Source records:
········

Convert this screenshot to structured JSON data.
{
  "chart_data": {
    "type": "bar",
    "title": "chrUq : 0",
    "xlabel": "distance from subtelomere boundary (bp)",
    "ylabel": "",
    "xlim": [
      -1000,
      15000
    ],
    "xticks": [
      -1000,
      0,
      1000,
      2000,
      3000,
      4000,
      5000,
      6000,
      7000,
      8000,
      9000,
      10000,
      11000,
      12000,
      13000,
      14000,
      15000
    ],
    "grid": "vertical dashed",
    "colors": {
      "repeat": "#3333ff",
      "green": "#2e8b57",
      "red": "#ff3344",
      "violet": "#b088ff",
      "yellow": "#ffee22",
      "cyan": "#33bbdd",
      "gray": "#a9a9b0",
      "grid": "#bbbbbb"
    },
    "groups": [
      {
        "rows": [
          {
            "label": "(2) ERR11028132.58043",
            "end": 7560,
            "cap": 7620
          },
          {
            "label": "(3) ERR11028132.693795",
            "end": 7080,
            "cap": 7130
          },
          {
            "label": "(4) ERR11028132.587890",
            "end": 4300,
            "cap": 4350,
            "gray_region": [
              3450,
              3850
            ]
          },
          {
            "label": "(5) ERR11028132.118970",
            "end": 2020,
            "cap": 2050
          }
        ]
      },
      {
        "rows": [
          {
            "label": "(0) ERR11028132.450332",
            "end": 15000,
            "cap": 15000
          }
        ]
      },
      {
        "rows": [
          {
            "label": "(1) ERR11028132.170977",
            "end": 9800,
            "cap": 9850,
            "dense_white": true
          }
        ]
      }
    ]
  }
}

········

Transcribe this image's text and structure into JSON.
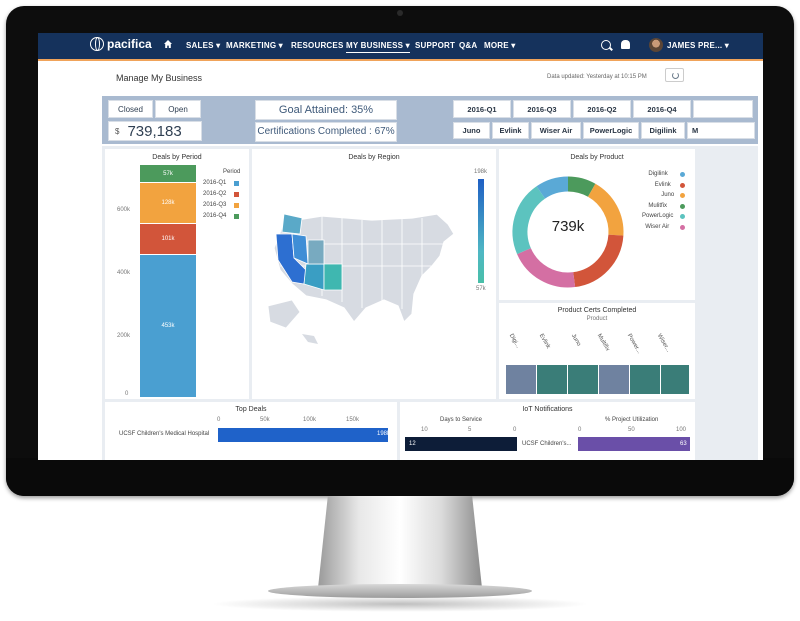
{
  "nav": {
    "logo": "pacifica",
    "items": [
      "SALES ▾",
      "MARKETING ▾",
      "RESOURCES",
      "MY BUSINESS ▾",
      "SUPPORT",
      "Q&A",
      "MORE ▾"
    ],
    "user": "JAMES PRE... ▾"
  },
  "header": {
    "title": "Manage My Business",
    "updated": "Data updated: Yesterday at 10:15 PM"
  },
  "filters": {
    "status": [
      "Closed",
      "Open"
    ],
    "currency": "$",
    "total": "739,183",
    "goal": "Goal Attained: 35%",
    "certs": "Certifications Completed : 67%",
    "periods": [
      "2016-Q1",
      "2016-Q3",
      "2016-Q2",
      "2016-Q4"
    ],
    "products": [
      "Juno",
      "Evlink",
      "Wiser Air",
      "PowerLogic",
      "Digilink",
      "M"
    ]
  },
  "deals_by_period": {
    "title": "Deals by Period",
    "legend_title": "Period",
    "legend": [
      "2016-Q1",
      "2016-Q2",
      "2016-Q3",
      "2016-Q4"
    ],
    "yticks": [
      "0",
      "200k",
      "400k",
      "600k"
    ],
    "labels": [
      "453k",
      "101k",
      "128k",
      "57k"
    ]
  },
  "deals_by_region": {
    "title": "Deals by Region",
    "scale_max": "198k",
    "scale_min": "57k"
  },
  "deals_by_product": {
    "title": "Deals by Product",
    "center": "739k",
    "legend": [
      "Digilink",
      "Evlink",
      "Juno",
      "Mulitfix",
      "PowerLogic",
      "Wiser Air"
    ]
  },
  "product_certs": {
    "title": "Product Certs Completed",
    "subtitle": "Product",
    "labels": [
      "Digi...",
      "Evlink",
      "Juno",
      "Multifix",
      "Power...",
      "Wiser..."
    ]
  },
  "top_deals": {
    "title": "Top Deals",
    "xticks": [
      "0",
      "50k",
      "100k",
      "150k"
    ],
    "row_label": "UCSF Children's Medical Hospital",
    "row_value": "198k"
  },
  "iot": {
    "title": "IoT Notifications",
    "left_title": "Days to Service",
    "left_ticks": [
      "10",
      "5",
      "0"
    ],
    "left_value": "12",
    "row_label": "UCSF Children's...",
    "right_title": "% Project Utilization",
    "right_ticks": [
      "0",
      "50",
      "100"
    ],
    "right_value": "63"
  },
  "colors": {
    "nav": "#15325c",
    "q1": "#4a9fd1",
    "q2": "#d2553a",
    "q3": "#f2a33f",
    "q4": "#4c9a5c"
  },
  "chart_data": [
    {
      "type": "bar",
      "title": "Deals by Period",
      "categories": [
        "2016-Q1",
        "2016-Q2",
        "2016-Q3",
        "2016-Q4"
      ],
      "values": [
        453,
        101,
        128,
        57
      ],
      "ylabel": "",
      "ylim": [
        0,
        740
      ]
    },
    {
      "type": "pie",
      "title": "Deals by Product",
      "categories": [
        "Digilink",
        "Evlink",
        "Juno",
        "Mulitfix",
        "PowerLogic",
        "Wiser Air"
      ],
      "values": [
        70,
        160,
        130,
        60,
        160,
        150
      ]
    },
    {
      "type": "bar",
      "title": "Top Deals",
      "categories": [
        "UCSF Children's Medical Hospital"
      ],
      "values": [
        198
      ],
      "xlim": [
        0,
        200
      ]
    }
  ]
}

········

■ Requirement: Copy each line that contains the word "JSON".

■ Result of the exercise:
Convert this screenshot to structured JSON data.
Transcribe this image's text and structure into JSON.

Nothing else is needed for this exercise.